### Problem to work on
Make an exact copy of the entries, and keep any pictures out of it.
+-------+
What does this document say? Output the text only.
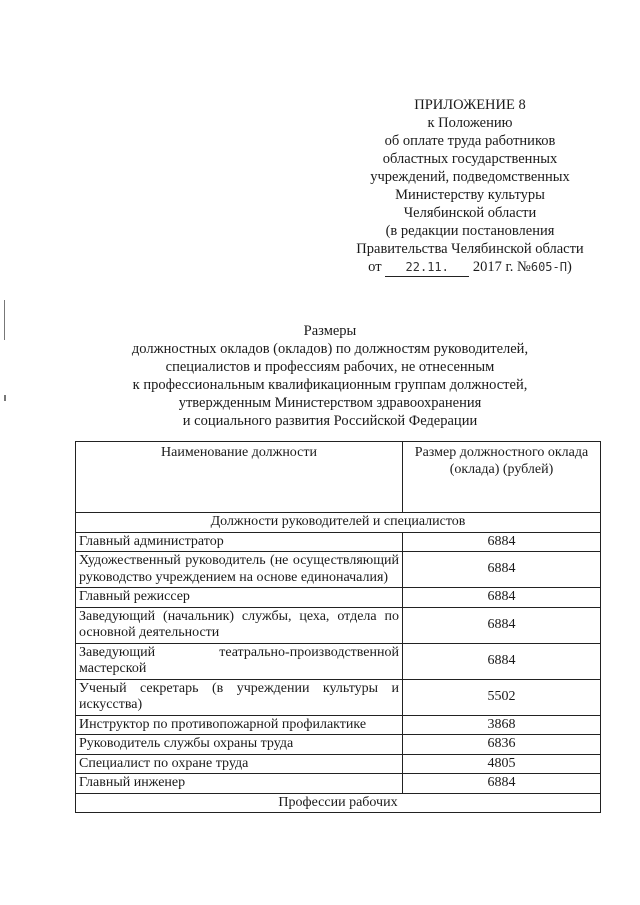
ПРИЛОЖЕНИЕ 8
к Положению
об оплате труда работников
областных государственных
учреждений, подведомственных
Министерству культуры
Челябинской области
(в редакции постановления
Правительства Челябинской области
от 22.11. 2017 г. №605-П)
Размеры
должностных окладов (окладов) по должностям руководителей,
специалистов и профессиям рабочих, не отнесенным
к профессиональным квалификационным группам должностей,
утвержденным Министерством здравоохранения
и социального развития Российской Федерации
Наименование должности	Размер должностного оклада (оклада) (рублей)
Должности руководителей и специалистов	
Главный администратор	6884
Художественный руководитель (не осуществляющий руководство учреждением на основе единоначалия)	6884
Главный режиссер	6884
Заведующий (начальник) службы, цеха, отдела по основной деятельности	6884
Заведующий театрально-производственной мастерской	6884
Ученый секретарь (в учреждении культуры и искусства)	5502
Инструктор по противопожарной профилактике	3868
Руководитель службы охраны труда	6836
Специалист по охране труда	4805
Главный инженер	6884
Профессии рабочих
+-------+
### Task result
What does this document say? Output the text only.
ПРИЛОЖЕНИЕ 8
к Положению
об оплате труда работников
областных государственных
учреждений, подведомственных
Министерству культуры
Челябинской области
(в редакции постановления
Правительства Челябинской области
от 22.11. 2017 г. №605-П)
Размеры
должностных окладов (окладов) по должностям руководителей,
специалистов и профессиям рабочих, не отнесенным
к профессиональным квалификационным группам должностей,
утвержденным Министерством здравоохранения
и социального развития Российской Федерации
Наименование должности	Размер должностного оклада (оклада) (рублей)
Должности руководителей и специалистов	
Главный администратор	6884
Художественный руководитель (не осуществляющий руководство учреждением на основе единоначалия)	6884
Главный режиссер	6884
Заведующий (начальник) службы, цеха, отдела по основной деятельности	6884
Заведующий театрально-производственной мастерской	6884
Ученый секретарь (в учреждении культуры и искусства)	5502
Инструктор по противопожарной профилактике	3868
Руководитель службы охраны труда	6836
Специалист по охране труда	4805
Главный инженер	6884
Профессии рабочих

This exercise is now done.